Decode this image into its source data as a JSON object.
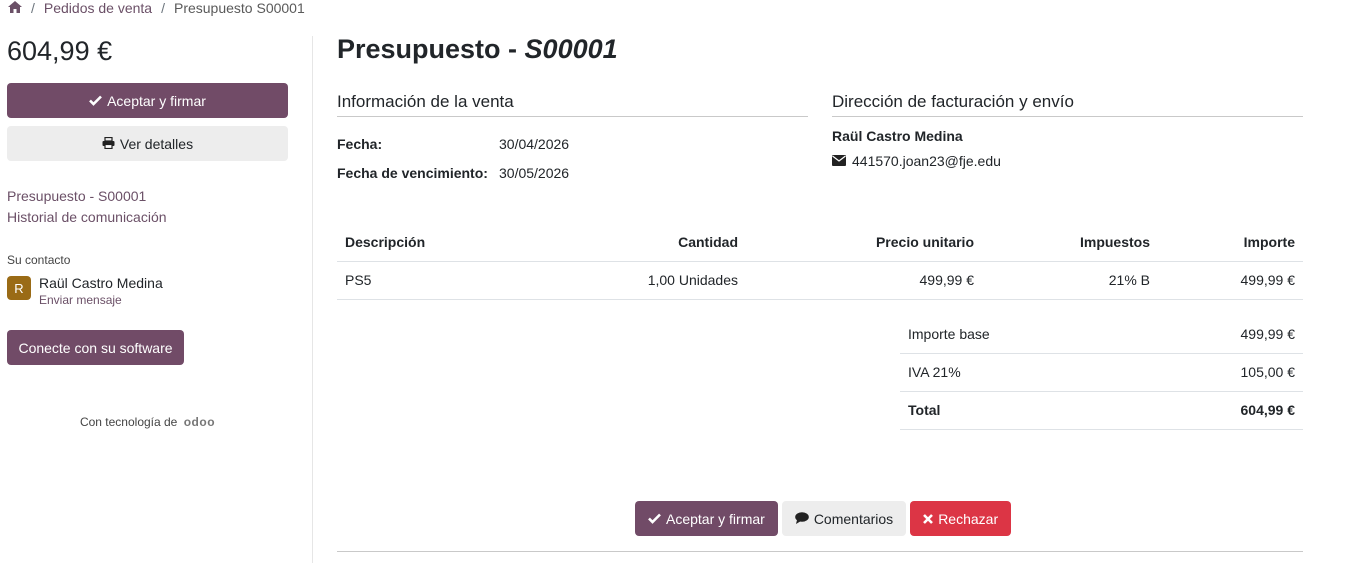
{
  "breadcrumb": {
    "home_icon": "home-icon",
    "items": [
      "Pedidos de venta",
      "Presupuesto S00001"
    ]
  },
  "sidebar": {
    "amount": "604,99 €",
    "accept_label": "Aceptar y firmar",
    "details_label": "Ver detalles",
    "links": [
      "Presupuesto - S00001",
      "Historial de comunicación"
    ],
    "contact_heading": "Su contacto",
    "contact_initial": "R",
    "contact_name": "Raül Castro Medina",
    "contact_message": "Enviar mensaje",
    "connect_label": "Conecte con su software",
    "powered_prefix": "Con tecnología de",
    "powered_brand": "odoo"
  },
  "main": {
    "title_prefix": "Presupuesto - ",
    "title_ref": "S00001",
    "sale_info": {
      "heading": "Información de la venta",
      "date_label": "Fecha:",
      "date_value": "30/04/2026",
      "expiry_label": "Fecha de vencimiento:",
      "expiry_value": "30/05/2026"
    },
    "address": {
      "heading": "Dirección de facturación y envío",
      "name": "Raül Castro Medina",
      "email": "441570.joan23@fje.edu"
    },
    "lines": {
      "headers": [
        "Descripción",
        "Cantidad",
        "Precio unitario",
        "Impuestos",
        "Importe"
      ],
      "rows": [
        [
          "PS5",
          "1,00 Unidades",
          "499,99 €",
          "21% B",
          "499,99 €"
        ]
      ]
    },
    "totals": [
      {
        "label": "Importe base",
        "value": "499,99 €"
      },
      {
        "label": "IVA 21%",
        "value": "105,00 €"
      },
      {
        "label": "Total",
        "value": "604,99 €"
      }
    ],
    "actions": {
      "accept_label": "Aceptar y firmar",
      "comments_label": "Comentarios",
      "reject_label": "Rechazar"
    }
  },
  "colors": {
    "primary": "#714b67",
    "danger": "#dc3545",
    "avatar": "#9a6b16"
  }
}
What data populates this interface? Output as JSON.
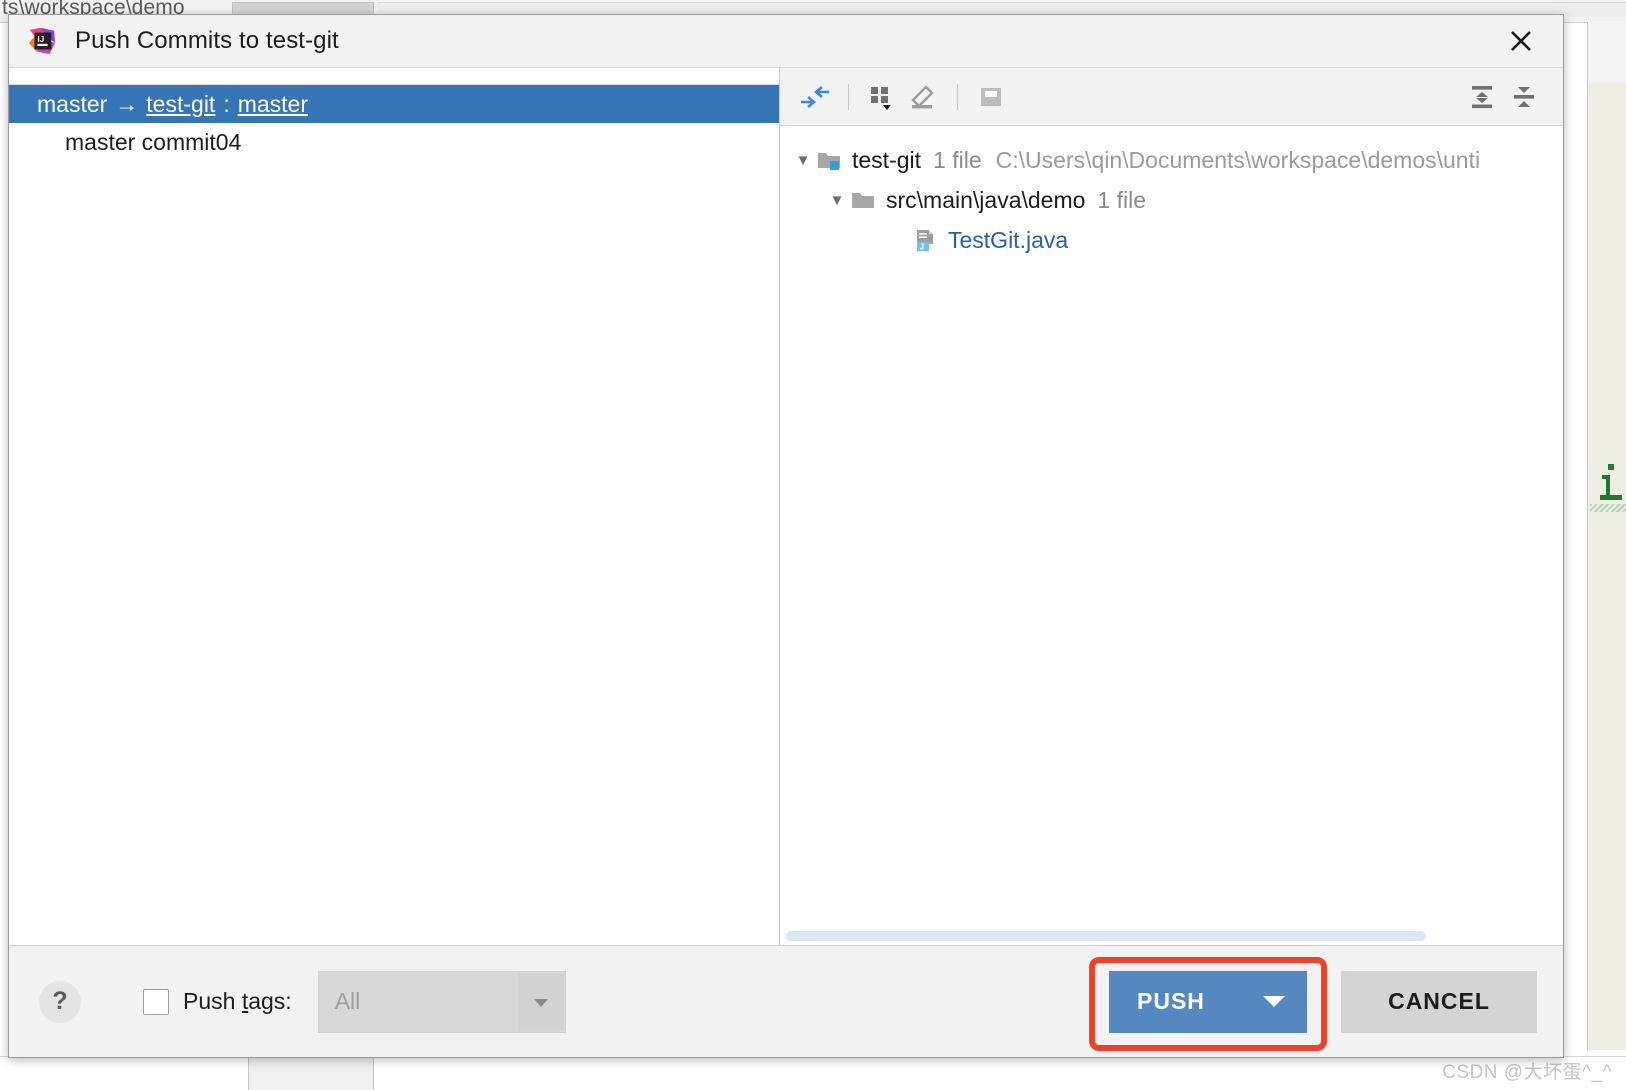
{
  "background": {
    "breadcrumb_text": "ts\\workspace\\demo",
    "watermark": "CSDN @大坏蛋^_^",
    "info_marker": "i"
  },
  "dialog": {
    "title": "Push Commits to test-git",
    "app_icon": "intellij-idea-logo",
    "close_icon": "close-icon"
  },
  "commits_panel": {
    "branch_row": {
      "source_branch": "master",
      "arrow": "→",
      "remote": "test-git",
      "separator": ":",
      "target_branch": "master"
    },
    "commits": [
      {
        "label": "master commit04"
      }
    ]
  },
  "changes_toolbar": {
    "buttons": [
      {
        "name": "show-diff-button",
        "icon": "diff-arrows-icon",
        "enabled": true
      },
      {
        "name": "group-by-button",
        "icon": "group-by-grid-icon",
        "enabled": true
      },
      {
        "name": "edit-source-button",
        "icon": "pencil-edit-icon",
        "enabled": true
      },
      {
        "name": "preview-diff-button",
        "icon": "preview-pane-icon",
        "enabled": false
      },
      {
        "name": "collapse-all-button",
        "icon": "collapse-all-icon",
        "enabled": true
      },
      {
        "name": "expand-all-button",
        "icon": "expand-all-icon",
        "enabled": true
      }
    ]
  },
  "file_tree": {
    "nodes": [
      {
        "level": 0,
        "twisty": "▼",
        "icon": "module-folder-icon",
        "label": "test-git",
        "meta": "1 file",
        "path": "C:\\Users\\qin\\Documents\\workspace\\demos\\unti",
        "is_link": false
      },
      {
        "level": 1,
        "twisty": "▼",
        "icon": "folder-icon",
        "label": "src\\main\\java\\demo",
        "meta": "1 file",
        "path": "",
        "is_link": false
      },
      {
        "level": 2,
        "twisty": "",
        "icon": "java-file-icon",
        "label": "TestGit.java",
        "meta": "",
        "path": "",
        "is_link": true
      }
    ]
  },
  "footer": {
    "help_label": "?",
    "push_tags_checked": false,
    "push_tags_label_pre": "Push ",
    "push_tags_label_mnemonic": "t",
    "push_tags_label_post": "ags:",
    "tags_combo_value": "All",
    "tags_combo_enabled": false,
    "push_button_label": "PUSH",
    "cancel_button_label": "CANCEL"
  },
  "colors": {
    "selection_blue": "#3675b5",
    "push_button_blue": "#5588c0",
    "highlight_red": "#f0412a",
    "link_blue": "#2b5faa",
    "dialog_bg": "#f2f2f2"
  }
}
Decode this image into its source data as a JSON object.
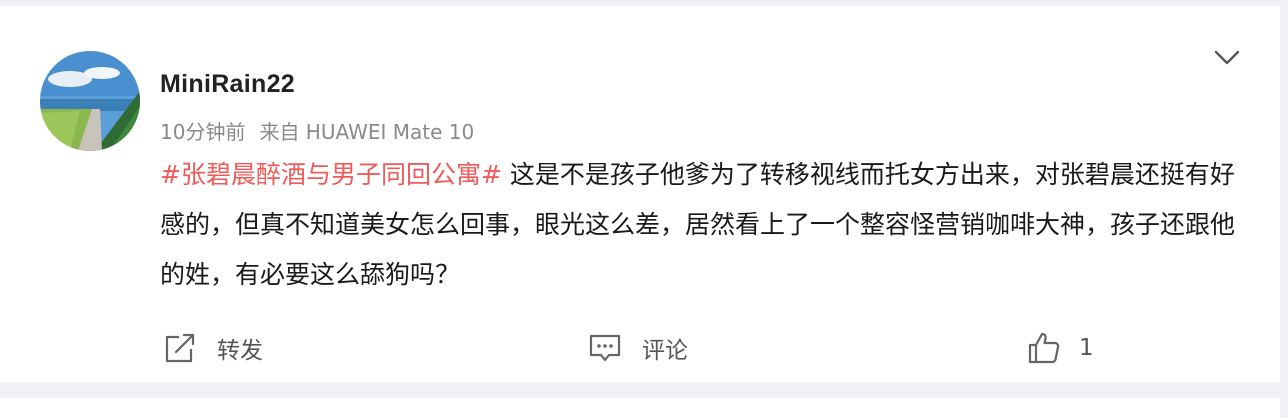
{
  "post": {
    "username": "MiniRain22",
    "time": "10分钟前",
    "source": "来自 HUAWEI Mate 10",
    "hashtag": "#张碧晨醉酒与男子同回公寓#",
    "text": " 这是不是孩子他爹为了转移视线而托女方出来，对张碧晨还挺有好感的，但真不知道美女怎么回事，眼光这么差，居然看上了一个整容怪营销咖啡大神，孩子还跟他的姓，有必要这么舔狗吗？"
  },
  "actions": {
    "repost_label": "转发",
    "comment_label": "评论",
    "like_count": "1"
  },
  "icons": {
    "menu": "chevron-down-icon",
    "repost": "share-icon",
    "comment": "comment-icon",
    "like": "thumbs-up-icon"
  },
  "colors": {
    "hashtag": "#f05a5a",
    "username": "#222222",
    "meta": "#8a8a8a",
    "background": "#f1f2f5"
  }
}
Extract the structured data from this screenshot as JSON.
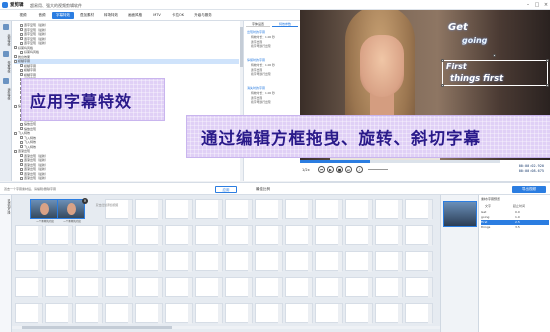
{
  "app": {
    "name": "爱剪辑",
    "subtitle": "超易用、强大的视频剪辑软件"
  },
  "toolbar": {
    "tabs": [
      {
        "label": "视频"
      },
      {
        "label": "音频"
      },
      {
        "label": "字幕特效"
      },
      {
        "label": "叠加素材"
      },
      {
        "label": "转场特效"
      },
      {
        "label": "画面风格"
      },
      {
        "label": "MTV"
      },
      {
        "label": "卡拉OK"
      },
      {
        "label": "升级与服务"
      }
    ]
  },
  "sidebar": {
    "tabs": [
      {
        "label": "出现特效"
      },
      {
        "label": "停留特效"
      },
      {
        "label": "消失特效"
      }
    ]
  },
  "tree": {
    "rows": [
      "逐字显现（最新）",
      "逐字显现（最新）",
      "逐字显现（最新）",
      "逐字显现（最新）",
      "逐字显现（最新）",
      "好莱坞风格",
      "好莱坞风格",
      "舞台效果",
      "模糊字幕",
      "模糊字幕",
      "模糊字幕",
      "模糊字幕",
      "模糊字幕",
      "模糊字幕",
      "模糊字幕",
      "模糊字幕",
      "模糊字幕",
      "模糊字幕",
      "缩放出现",
      "缩放出现",
      "缩放出现",
      "缩放出现",
      "缩放出现",
      "缩放出现",
      "飞入特效",
      "飞入特效",
      "飞入特效",
      "飞入特效",
      "逐渐出现",
      "逐渐出现（最新）",
      "逐渐出现（最新）",
      "逐渐出现（最新）",
      "逐渐出现（最新）",
      "逐渐出现（最新）",
      "逐渐出现（最新）"
    ]
  },
  "settings": {
    "tabs": [
      {
        "label": "字体设置"
      },
      {
        "label": "特效参数"
      }
    ],
    "groups": [
      {
        "title": "出现时的字幕",
        "lines": [
          "特效时长：1.00 秒",
          "逐字出现",
          "按字母逐行出现"
        ]
      },
      {
        "title": "停留时的字幕",
        "lines": [
          "特效时长：1.00 秒",
          "逐字出现",
          "按字母逐行出现"
        ]
      },
      {
        "title": "消失时的字幕",
        "lines": [
          "特效时长：1.00 秒",
          "逐字出现",
          "按字母逐行出现"
        ]
      }
    ]
  },
  "preview": {
    "captions": [
      "Get",
      "going",
      "First",
      "things first"
    ]
  },
  "controls": {
    "speed_label": "1/2x",
    "time_current": "00:00:02.920",
    "time_total": "00:00:08.675",
    "progress_pct": 35
  },
  "banners": {
    "banner1": "应用字幕特效",
    "banner2": "通过编辑方框拖曳、旋转、斜切字幕"
  },
  "bar2": {
    "hint": "双击一个字幕素材后，请编辑/删除字幕",
    "apply_label": "应用",
    "fit_label": "最佳比例",
    "export_label": "导出视频"
  },
  "timeline": {
    "side_tabs": [
      "已添加片段"
    ],
    "clips": [
      {
        "label": "一个素材的片段"
      },
      {
        "label": "一个素材的片段"
      }
    ],
    "dropzone_text": "双击此处添加视频"
  },
  "subpanel": {
    "title": "素材/字幕预览",
    "col1": "文字",
    "col2": "起止时间",
    "rows": [
      {
        "text": "Get",
        "time": "0.0"
      },
      {
        "text": "going",
        "time": "1.0"
      },
      {
        "text": "First",
        "time": "2.5"
      },
      {
        "text": "things",
        "time": "3.5"
      }
    ]
  },
  "colors": {
    "accent": "#2b7de1",
    "banner_bg": "#e0d0f6",
    "banner_text": "#2a1a8a"
  }
}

----------------------------------------

- [Exercise] Check all the records above and select each line where the string "data" is found.

- [Task answer]
Decode this image into its source data as a JSON object.
What data populates this interface? Output as JSON.
Decode this image into its source data as a JSON object.
Extract the structured data from this screenshot as JSON.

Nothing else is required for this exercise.